• STATED GOAL: Please write out the material that follows, exactly as it stands.

• DATA FOR THIS EXERCISE:
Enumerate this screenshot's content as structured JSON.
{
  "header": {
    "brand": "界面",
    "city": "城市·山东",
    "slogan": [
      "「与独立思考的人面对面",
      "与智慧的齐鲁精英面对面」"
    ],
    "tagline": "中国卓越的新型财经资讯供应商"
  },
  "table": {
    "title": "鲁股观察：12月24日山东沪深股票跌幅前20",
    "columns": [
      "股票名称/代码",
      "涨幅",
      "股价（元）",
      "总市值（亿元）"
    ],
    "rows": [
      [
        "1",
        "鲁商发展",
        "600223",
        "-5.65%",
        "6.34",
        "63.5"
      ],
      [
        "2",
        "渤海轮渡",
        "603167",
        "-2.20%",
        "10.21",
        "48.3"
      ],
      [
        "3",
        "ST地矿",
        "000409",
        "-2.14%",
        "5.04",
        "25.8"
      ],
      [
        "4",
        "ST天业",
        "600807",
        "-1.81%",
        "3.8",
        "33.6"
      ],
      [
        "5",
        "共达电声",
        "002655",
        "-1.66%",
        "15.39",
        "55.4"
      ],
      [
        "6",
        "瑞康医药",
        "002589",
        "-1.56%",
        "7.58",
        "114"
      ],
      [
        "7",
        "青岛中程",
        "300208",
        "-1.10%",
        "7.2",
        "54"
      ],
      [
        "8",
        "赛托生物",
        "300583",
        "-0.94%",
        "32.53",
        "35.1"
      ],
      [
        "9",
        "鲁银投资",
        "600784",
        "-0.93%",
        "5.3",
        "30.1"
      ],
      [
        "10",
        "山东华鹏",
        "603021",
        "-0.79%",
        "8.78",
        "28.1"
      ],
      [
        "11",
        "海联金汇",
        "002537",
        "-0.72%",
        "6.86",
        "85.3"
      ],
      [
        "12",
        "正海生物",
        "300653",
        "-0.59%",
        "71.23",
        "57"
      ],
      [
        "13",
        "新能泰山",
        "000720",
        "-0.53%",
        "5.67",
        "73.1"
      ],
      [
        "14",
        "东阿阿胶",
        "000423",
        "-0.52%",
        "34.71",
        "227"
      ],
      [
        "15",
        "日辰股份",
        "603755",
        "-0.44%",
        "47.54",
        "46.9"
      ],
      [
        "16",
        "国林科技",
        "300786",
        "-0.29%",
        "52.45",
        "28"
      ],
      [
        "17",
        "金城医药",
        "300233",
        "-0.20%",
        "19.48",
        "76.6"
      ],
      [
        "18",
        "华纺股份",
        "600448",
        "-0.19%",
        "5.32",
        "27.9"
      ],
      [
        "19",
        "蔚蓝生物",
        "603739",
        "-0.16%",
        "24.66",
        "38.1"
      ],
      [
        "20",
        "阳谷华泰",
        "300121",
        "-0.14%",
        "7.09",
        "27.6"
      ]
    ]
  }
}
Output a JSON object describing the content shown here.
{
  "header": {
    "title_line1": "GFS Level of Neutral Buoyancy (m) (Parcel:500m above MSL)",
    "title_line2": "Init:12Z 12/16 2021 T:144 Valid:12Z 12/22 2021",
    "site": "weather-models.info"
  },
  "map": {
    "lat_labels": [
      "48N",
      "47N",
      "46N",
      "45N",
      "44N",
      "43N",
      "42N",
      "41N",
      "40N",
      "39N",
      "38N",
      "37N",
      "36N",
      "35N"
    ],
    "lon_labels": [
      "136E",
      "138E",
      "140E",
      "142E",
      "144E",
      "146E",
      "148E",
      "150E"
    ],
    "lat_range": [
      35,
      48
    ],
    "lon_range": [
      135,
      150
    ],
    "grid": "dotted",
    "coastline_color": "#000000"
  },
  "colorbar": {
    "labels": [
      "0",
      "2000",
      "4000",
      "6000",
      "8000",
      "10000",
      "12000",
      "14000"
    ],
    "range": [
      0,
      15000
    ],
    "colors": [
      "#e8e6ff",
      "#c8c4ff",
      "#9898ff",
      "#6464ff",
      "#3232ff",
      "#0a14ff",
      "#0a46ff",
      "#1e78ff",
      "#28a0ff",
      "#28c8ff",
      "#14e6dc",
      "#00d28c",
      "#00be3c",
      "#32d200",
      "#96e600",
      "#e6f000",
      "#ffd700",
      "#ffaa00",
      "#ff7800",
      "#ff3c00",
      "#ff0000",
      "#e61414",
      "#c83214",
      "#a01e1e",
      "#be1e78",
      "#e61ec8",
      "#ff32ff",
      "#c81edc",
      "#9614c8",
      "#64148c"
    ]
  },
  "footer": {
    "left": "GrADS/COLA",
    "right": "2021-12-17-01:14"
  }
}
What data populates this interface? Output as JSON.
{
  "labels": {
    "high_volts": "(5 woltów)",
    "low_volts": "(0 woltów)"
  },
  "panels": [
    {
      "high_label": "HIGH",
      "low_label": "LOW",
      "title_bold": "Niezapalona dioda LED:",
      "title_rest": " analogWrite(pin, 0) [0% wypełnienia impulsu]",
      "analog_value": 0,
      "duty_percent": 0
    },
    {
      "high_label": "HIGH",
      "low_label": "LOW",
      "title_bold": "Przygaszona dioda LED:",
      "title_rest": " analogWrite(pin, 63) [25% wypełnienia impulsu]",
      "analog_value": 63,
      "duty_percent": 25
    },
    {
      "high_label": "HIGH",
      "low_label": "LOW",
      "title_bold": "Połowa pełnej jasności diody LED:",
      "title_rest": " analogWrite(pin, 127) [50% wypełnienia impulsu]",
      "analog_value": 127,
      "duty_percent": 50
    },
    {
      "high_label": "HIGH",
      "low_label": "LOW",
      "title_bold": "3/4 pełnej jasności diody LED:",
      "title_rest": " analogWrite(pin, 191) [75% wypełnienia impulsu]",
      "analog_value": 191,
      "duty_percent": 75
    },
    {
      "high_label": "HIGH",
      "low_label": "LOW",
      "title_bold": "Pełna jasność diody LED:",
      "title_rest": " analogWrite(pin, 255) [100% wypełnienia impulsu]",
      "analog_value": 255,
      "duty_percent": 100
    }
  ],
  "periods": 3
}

• THE COMPLETED TASK:
Enumerate this screenshot's content as structured JSON.
{
  "header": {
    "brand": "界面",
    "city": "城市·山东",
    "slogan": [
      "「与独立思考的人面对面",
      "与智慧的齐鲁精英面对面」"
    ],
    "tagline": "中国卓越的新型财经资讯供应商"
  },
  "table": {
    "title": "鲁股观察：12月24日山东沪深股票跌幅前20",
    "columns": [
      "股票名称/代码",
      "涨幅",
      "股价（元）",
      "总市值（亿元）"
    ],
    "rows": [
      [
        "1",
        "鲁商发展",
        "600223",
        "-5.65%",
        "6.34",
        "63.5"
      ],
      [
        "2",
        "渤海轮渡",
        "603167",
        "-2.20%",
        "10.21",
        "48.3"
      ],
      [
        "3",
        "ST地矿",
        "000409",
        "-2.14%",
        "5.04",
        "25.8"
      ],
      [
        "4",
        "ST天业",
        "600807",
        "-1.81%",
        "3.8",
        "33.6"
      ],
      [
        "5",
        "共达电声",
        "002655",
        "-1.66%",
        "15.39",
        "55.4"
      ],
      [
        "6",
        "瑞康医药",
        "002589",
        "-1.56%",
        "7.58",
        "114"
      ],
      [
        "7",
        "青岛中程",
        "300208",
        "-1.10%",
        "7.2",
        "54"
      ],
      [
        "8",
        "赛托生物",
        "300583",
        "-0.94%",
        "32.53",
        "35.1"
      ],
      [
        "9",
        "鲁银投资",
        "600784",
        "-0.93%",
        "5.3",
        "30.1"
      ],
      [
        "10",
        "山东华鹏",
        "603021",
        "-0.79%",
        "8.78",
        "28.1"
      ],
      [
        "11",
        "海联金汇",
        "002537",
        "-0.72%",
        "6.86",
        "85.3"
      ],
      [
        "12",
        "正海生物",
        "300653",
        "-0.59%",
        "71.23",
        "57"
      ],
      [
        "13",
        "新能泰山",
        "000720",
        "-0.53%",
        "5.67",
        "73.1"
      ],
      [
        "14",
        "东阿阿胶",
        "000423",
        "-0.52%",
        "34.71",
        "227"
      ],
      [
        "15",
        "日辰股份",
        "603755",
        "-0.44%",
        "47.54",
        "46.9"
      ],
      [
        "16",
        "国林科技",
        "300786",
        "-0.29%",
        "52.45",
        "28"
      ],
      [
        "17",
        "金城医药",
        "300233",
        "-0.20%",
        "19.48",
        "76.6"
      ],
      [
        "18",
        "华纺股份",
        "600448",
        "-0.19%",
        "5.32",
        "27.9"
      ],
      [
        "19",
        "蔚蓝生物",
        "603739",
        "-0.16%",
        "24.66",
        "38.1"
      ],
      [
        "20",
        "阳谷华泰",
        "300121",
        "-0.14%",
        "7.09",
        "27.6"
      ]
    ]
  }
}
Output a JSON object describing the content shown here.
{
  "header": {
    "title_line1": "GFS Level of Neutral Buoyancy (m) (Parcel:500m above MSL)",
    "title_line2": "Init:12Z 12/16 2021 T:144 Valid:12Z 12/22 2021",
    "site": "weather-models.info"
  },
  "map": {
    "lat_labels": [
      "48N",
      "47N",
      "46N",
      "45N",
      "44N",
      "43N",
      "42N",
      "41N",
      "40N",
      "39N",
      "38N",
      "37N",
      "36N",
      "35N"
    ],
    "lon_labels": [
      "136E",
      "138E",
      "140E",
      "142E",
      "144E",
      "146E",
      "148E",
      "150E"
    ],
    "lat_range": [
      35,
      48
    ],
    "lon_range": [
      135,
      150
    ],
    "grid": "dotted",
    "coastline_color": "#000000"
  },
  "colorbar": {
    "labels": [
      "0",
      "2000",
      "4000",
      "6000",
      "8000",
      "10000",
      "12000",
      "14000"
    ],
    "range": [
      0,
      15000
    ],
    "colors": [
      "#e8e6ff",
      "#c8c4ff",
      "#9898ff",
      "#6464ff",
      "#3232ff",
      "#0a14ff",
      "#0a46ff",
      "#1e78ff",
      "#28a0ff",
      "#28c8ff",
      "#14e6dc",
      "#00d28c",
      "#00be3c",
      "#32d200",
      "#96e600",
      "#e6f000",
      "#ffd700",
      "#ffaa00",
      "#ff7800",
      "#ff3c00",
      "#ff0000",
      "#e61414",
      "#c83214",
      "#a01e1e",
      "#be1e78",
      "#e61ec8",
      "#ff32ff",
      "#c81edc",
      "#9614c8",
      "#64148c"
    ]
  },
  "footer": {
    "left": "GrADS/COLA",
    "right": "2021-12-17-01:14"
  }
}
What data populates this interface? Output as JSON.
{
  "labels": {
    "high_volts": "(5 woltów)",
    "low_volts": "(0 woltów)"
  },
  "panels": [
    {
      "high_label": "HIGH",
      "low_label": "LOW",
      "title_bold": "Niezapalona dioda LED:",
      "title_rest": " analogWrite(pin, 0) [0% wypełnienia impulsu]",
      "analog_value": 0,
      "duty_percent": 0
    },
    {
      "high_label": "HIGH",
      "low_label": "LOW",
      "title_bold": "Przygaszona dioda LED:",
      "title_rest": " analogWrite(pin, 63) [25% wypełnienia impulsu]",
      "analog_value": 63,
      "duty_percent": 25
    },
    {
      "high_label": "HIGH",
      "low_label": "LOW",
      "title_bold": "Połowa pełnej jasności diody LED:",
      "title_rest": " analogWrite(pin, 127) [50% wypełnienia impulsu]",
      "analog_value": 127,
      "duty_percent": 50
    },
    {
      "high_label": "HIGH",
      "low_label": "LOW",
      "title_bold": "3/4 pełnej jasności diody LED:",
      "title_rest": " analogWrite(pin, 191) [75% wypełnienia impulsu]",
      "analog_value": 191,
      "duty_percent": 75
    },
    {
      "high_label": "HIGH",
      "low_label": "LOW",
      "title_bold": "Pełna jasność diody LED:",
      "title_rest": " analogWrite(pin, 255) [100% wypełnienia impulsu]",
      "analog_value": 255,
      "duty_percent": 100
    }
  ],
  "periods": 3
}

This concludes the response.